● **The problem**:
Below are some entries. Output each one exactly as it appears.

++++ Provided information

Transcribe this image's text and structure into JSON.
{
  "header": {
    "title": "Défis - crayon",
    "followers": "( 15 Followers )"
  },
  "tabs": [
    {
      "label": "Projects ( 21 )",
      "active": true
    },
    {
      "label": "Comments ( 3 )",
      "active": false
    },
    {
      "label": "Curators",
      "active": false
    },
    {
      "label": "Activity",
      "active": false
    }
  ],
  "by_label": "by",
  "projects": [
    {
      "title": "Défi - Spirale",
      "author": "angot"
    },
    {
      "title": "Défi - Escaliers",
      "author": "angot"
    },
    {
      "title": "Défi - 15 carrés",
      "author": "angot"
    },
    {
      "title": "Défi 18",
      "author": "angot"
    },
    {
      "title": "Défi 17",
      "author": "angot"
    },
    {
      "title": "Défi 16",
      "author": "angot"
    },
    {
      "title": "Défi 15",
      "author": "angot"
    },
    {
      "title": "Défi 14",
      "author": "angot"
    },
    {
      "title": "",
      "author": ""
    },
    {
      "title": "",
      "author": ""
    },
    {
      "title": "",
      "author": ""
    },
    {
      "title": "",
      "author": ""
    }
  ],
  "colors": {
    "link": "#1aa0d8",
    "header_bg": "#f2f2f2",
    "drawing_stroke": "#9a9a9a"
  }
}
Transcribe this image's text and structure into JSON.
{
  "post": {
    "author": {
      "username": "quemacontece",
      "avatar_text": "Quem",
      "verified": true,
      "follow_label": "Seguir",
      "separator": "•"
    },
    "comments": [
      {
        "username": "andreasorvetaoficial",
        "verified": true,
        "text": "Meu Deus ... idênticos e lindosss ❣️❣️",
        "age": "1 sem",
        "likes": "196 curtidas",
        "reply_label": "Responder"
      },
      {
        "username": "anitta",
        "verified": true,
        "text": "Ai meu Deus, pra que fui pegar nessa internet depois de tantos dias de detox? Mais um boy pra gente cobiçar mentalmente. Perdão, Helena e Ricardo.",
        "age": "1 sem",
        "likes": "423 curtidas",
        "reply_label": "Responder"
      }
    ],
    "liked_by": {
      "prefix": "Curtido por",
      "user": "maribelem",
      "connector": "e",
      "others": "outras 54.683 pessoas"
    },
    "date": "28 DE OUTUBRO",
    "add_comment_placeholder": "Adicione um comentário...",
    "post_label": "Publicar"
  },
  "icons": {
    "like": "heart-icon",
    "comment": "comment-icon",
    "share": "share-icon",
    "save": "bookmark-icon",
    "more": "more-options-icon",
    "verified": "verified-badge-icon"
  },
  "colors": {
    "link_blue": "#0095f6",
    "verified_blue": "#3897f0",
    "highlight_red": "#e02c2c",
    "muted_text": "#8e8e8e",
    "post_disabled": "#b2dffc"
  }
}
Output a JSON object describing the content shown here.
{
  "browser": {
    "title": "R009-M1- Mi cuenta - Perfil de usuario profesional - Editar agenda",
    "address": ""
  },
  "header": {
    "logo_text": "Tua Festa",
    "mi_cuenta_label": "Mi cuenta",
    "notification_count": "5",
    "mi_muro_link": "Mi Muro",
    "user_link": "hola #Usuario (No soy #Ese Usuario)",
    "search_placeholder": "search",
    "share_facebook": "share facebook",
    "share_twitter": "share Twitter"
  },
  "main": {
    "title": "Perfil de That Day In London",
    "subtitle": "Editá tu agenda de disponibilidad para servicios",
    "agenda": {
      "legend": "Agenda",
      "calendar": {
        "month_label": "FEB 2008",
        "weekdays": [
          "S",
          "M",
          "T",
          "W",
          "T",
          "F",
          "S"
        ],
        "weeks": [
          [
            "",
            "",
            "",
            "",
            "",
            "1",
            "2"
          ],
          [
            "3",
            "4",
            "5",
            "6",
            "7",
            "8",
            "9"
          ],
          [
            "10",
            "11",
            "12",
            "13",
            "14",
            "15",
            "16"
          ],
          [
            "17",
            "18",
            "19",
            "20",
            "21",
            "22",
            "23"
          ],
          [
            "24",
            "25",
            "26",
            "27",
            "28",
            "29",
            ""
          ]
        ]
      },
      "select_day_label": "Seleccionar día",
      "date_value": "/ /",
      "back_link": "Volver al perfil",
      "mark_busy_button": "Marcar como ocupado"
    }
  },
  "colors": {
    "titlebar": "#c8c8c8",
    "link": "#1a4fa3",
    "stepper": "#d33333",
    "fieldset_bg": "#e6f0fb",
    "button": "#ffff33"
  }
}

++++++++

● **The completed task**:
Transcribe this image's text and structure into JSON.
{
  "header": {
    "title": "Défis - crayon",
    "followers": "( 15 Followers )"
  },
  "tabs": [
    {
      "label": "Projects ( 21 )",
      "active": true
    },
    {
      "label": "Comments ( 3 )",
      "active": false
    },
    {
      "label": "Curators",
      "active": false
    },
    {
      "label": "Activity",
      "active": false
    }
  ],
  "by_label": "by",
  "projects": [
    {
      "title": "Défi - Spirale",
      "author": "angot"
    },
    {
      "title": "Défi - Escaliers",
      "author": "angot"
    },
    {
      "title": "Défi - 15 carrés",
      "author": "angot"
    },
    {
      "title": "Défi 18",
      "author": "angot"
    },
    {
      "title": "Défi 17",
      "author": "angot"
    },
    {
      "title": "Défi 16",
      "author": "angot"
    },
    {
      "title": "Défi 15",
      "author": "angot"
    },
    {
      "title": "Défi 14",
      "author": "angot"
    },
    {
      "title": "",
      "author": ""
    },
    {
      "title": "",
      "author": ""
    },
    {
      "title": "",
      "author": ""
    },
    {
      "title": "",
      "author": ""
    }
  ],
  "colors": {
    "link": "#1aa0d8",
    "header_bg": "#f2f2f2",
    "drawing_stroke": "#9a9a9a"
  }
}
Transcribe this image's text and structure into JSON.
{
  "post": {
    "author": {
      "username": "quemacontece",
      "avatar_text": "Quem",
      "verified": true,
      "follow_label": "Seguir",
      "separator": "•"
    },
    "comments": [
      {
        "username": "andreasorvetaoficial",
        "verified": true,
        "text": "Meu Deus ... idênticos e lindosss ❣️❣️",
        "age": "1 sem",
        "likes": "196 curtidas",
        "reply_label": "Responder"
      },
      {
        "username": "anitta",
        "verified": true,
        "text": "Ai meu Deus, pra que fui pegar nessa internet depois de tantos dias de detox? Mais um boy pra gente cobiçar mentalmente. Perdão, Helena e Ricardo.",
        "age": "1 sem",
        "likes": "423 curtidas",
        "reply_label": "Responder"
      }
    ],
    "liked_by": {
      "prefix": "Curtido por",
      "user": "maribelem",
      "connector": "e",
      "others": "outras 54.683 pessoas"
    },
    "date": "28 DE OUTUBRO",
    "add_comment_placeholder": "Adicione um comentário...",
    "post_label": "Publicar"
  },
  "icons": {
    "like": "heart-icon",
    "comment": "comment-icon",
    "share": "share-icon",
    "save": "bookmark-icon",
    "more": "more-options-icon",
    "verified": "verified-badge-icon"
  },
  "colors": {
    "link_blue": "#0095f6",
    "verified_blue": "#3897f0",
    "highlight_red": "#e02c2c",
    "muted_text": "#8e8e8e",
    "post_disabled": "#b2dffc"
  }
}
Output a JSON object describing the content shown here.
{
  "browser": {
    "title": "R009-M1- Mi cuenta - Perfil de usuario profesional - Editar agenda",
    "address": ""
  },
  "header": {
    "logo_text": "Tua Festa",
    "mi_cuenta_label": "Mi cuenta",
    "notification_count": "5",
    "mi_muro_link": "Mi Muro",
    "user_link": "hola #Usuario (No soy #Ese Usuario)",
    "search_placeholder": "search",
    "share_facebook": "share facebook",
    "share_twitter": "share Twitter"
  },
  "main": {
    "title": "Perfil de That Day In London",
    "subtitle": "Editá tu agenda de disponibilidad para servicios",
    "agenda": {
      "legend": "Agenda",
      "calendar": {
        "month_label": "FEB 2008",
        "weekdays": [
          "S",
          "M",
          "T",
          "W",
          "T",
          "F",
          "S"
        ],
        "weeks": [
          [
            "",
            "",
            "",
            "",
            "",
            "1",
            "2"
          ],
          [
            "3",
            "4",
            "5",
            "6",
            "7",
            "8",
            "9"
          ],
          [
            "10",
            "11",
            "12",
            "13",
            "14",
            "15",
            "16"
          ],
          [
            "17",
            "18",
            "19",
            "20",
            "21",
            "22",
            "23"
          ],
          [
            "24",
            "25",
            "26",
            "27",
            "28",
            "29",
            ""
          ]
        ]
      },
      "select_day_label": "Seleccionar día",
      "date_value": "/ /",
      "back_link": "Volver al perfil",
      "mark_busy_button": "Marcar como ocupado"
    }
  },
  "colors": {
    "titlebar": "#c8c8c8",
    "link": "#1a4fa3",
    "stepper": "#d33333",
    "fieldset_bg": "#e6f0fb",
    "button": "#ffff33"
  }
}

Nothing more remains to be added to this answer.